Quoted text:
____
Has anyone developed a good pattern for concurrent...
# ask-community
c
Has anyone developed a good pattern for concurrent subflow execution that doesn’t require dynamically registering a bunch of different subflows with unique names? I’m using the approach of a function that returns a flow - giving it a unique name each time - but it means that I end up with potentially hundreds of registered subflows, some of which may never need to be run again.
z
Why do you need to give them unique names? For
run_deployment
?
c
so this is related to https://discourse.prefect.io/t/how-can-i-run-multiple-subflows-or-child-flows-in-parallel/96/13 I’m using something like the
build_subflow
given here rather than a deployment. I attempted to use a deployment based solution (still running locally) but performance was extremely slow - I’m still wrapping my head around deployments but I think it was copying files on every subflow invocation. I’d ideally love this to mostly live in a self-contained script of defining flows/subflows and then triggering the main flow which would spawn parameterized runs of the subflows (which could in-turn spawn additional subflow runs). right now I only have a single subflow which I’m trying to invoke multiple times concurrently
z
And you’re unwilling / able to use
async
flows?
c
they’re all async flows - but you can’t run two async flows with the same name concurrently
z
Sure you can 🙂
Can you show me a simple example?
c
sure, give me a min
z
Here’s like.. my dumbest example
Copy code
from prefect import flow, task
from copy import deepcopy
import asyncio


@task
async def test_task():
    return 1


@flow(log_prints=True)
async def my_child(i):
    assert await test_task() == 1
    print(i)


@flow
async def my_parent():
    coros = [deepcopy(my_child)(i) for i in range(10)]
    await asyncio.gather(*coros)


asyncio.run(my_parent())
c
ah - I remember how I got on this path. I had used deepcopy before - but I wanted the subflow to leverage the dask task executor with a local cluster and as I recall deepcopy wasn’t working with that executor attached
I’m trying to find my previous version to get the example
I essentially want a local dask cluster with n single-threaded workers each running an async flow
z
You want your subflows to be submitted to Dask?
____
Rows:
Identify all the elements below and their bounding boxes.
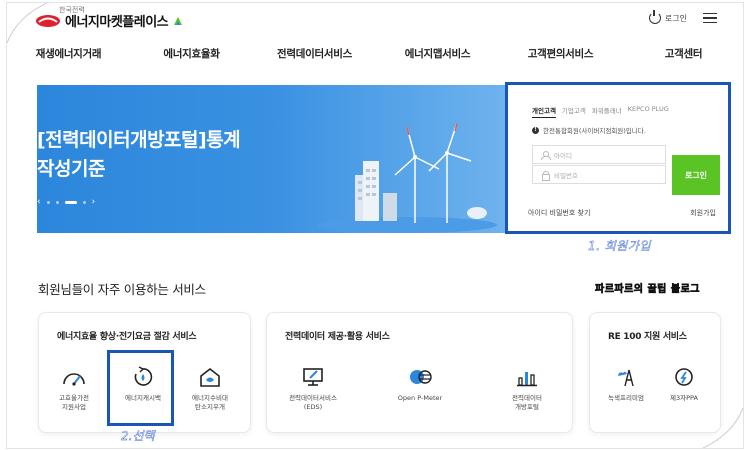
____
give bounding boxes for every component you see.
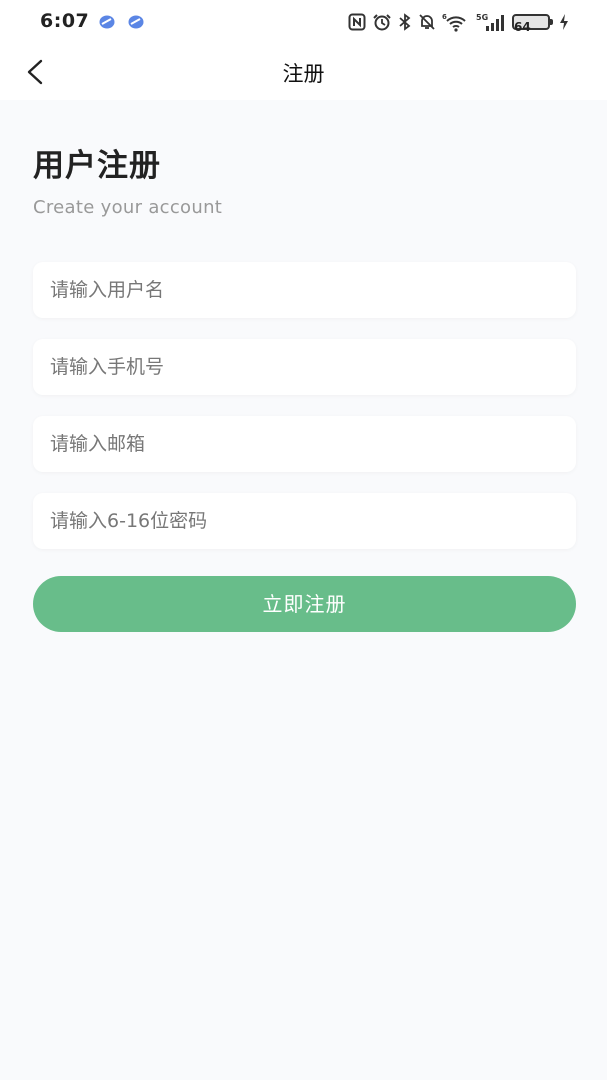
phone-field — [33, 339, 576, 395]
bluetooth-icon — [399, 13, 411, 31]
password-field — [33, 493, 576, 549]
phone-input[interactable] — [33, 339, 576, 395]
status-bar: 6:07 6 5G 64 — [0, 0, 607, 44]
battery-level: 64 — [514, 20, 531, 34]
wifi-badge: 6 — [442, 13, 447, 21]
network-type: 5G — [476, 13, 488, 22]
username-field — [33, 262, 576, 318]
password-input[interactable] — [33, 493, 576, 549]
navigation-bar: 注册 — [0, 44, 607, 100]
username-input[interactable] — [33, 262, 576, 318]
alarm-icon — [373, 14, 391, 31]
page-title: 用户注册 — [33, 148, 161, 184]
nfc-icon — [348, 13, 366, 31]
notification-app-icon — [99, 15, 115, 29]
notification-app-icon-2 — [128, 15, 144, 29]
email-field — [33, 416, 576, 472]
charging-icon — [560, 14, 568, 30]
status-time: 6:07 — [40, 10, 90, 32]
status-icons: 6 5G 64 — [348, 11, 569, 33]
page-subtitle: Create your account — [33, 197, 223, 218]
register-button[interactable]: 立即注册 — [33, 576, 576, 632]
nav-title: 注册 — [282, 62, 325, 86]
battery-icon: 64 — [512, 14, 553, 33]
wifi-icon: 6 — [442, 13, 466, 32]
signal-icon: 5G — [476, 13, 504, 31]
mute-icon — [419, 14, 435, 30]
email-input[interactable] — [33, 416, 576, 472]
____
Exercise set:
a. Answer these questions about the forum thread on concurrent Prefect subflows:
(i) What went wrong when the deployment-based approach was tried locally?
(ii) How many child flow calls does `my_parent` gather in the example code?
(iii) What local setup does the person asking the original question ultimately want?
b. Can you write the next part of the forum thread on concurrent Prefect subflows, picking up after its final message?

Task answers:
a.
(i) Performance was extremely slow, apparently because files were being copied on every subflow invocation.
(ii) Ten.
(iii) A local Dask cluster with n single-threaded workers, each running an async flow.

b.
c
I believe so - I guess the way I’ve been doing it, the subflows are executed in the main thread and then the tasks within each subflow are submitted to dask
I may be approaching this the wrong way though
z
That’s totally reasonable
So.. at https://github.com/PrefectHQ/prefect/pull/9342 I’m solving the need to perform a copy
but otherwise you should totally be able to just reuse the Dask cluster for each child
c
yeah I think what I may have been doing wrong was in how I was spinning up the dask cluster within the same script. I can’t remember the exact error I was seeing now.
solving the duplication issue will be great regardless though!
z
Copy code
from prefect import flow, task
import asyncio
from prefect_dask import DaskTaskRunner
from prefect.context import get_run_context


@task
async def test_task():
    return 1


@flow(log_prints=True)
async def my_child(i):
    assert await test_task() == 1
    print(i)


@flow(task_runner=DaskTaskRunner())
async def my_parent():
    child_task_runner = DaskTaskRunner(
        address=get_run_context().task_runner._client.scheduler_info()["address"]
    )
    coros = [my_child.with_options(task_runner=child_task_runner)(i) for i in range(5)]
    await asyncio.gather(*coros)


if __name__ == "__main__":
    asyncio.run(my_parent())
If you want to share a dynamic dask cluster
c
ohh - that’s exactly what I needed
Copy code
get_run_context().task_runner._client.scheduler_info()
It was how I was sharing the scheduler address after creating it in the main script that was causing issues
z
👍 you’ll probably want to do that instantiation within the loop rather than beforehand until my duplication fix goes out
c
awesome - that’s really helpful - thanks
yup - that works perfectly - thank you!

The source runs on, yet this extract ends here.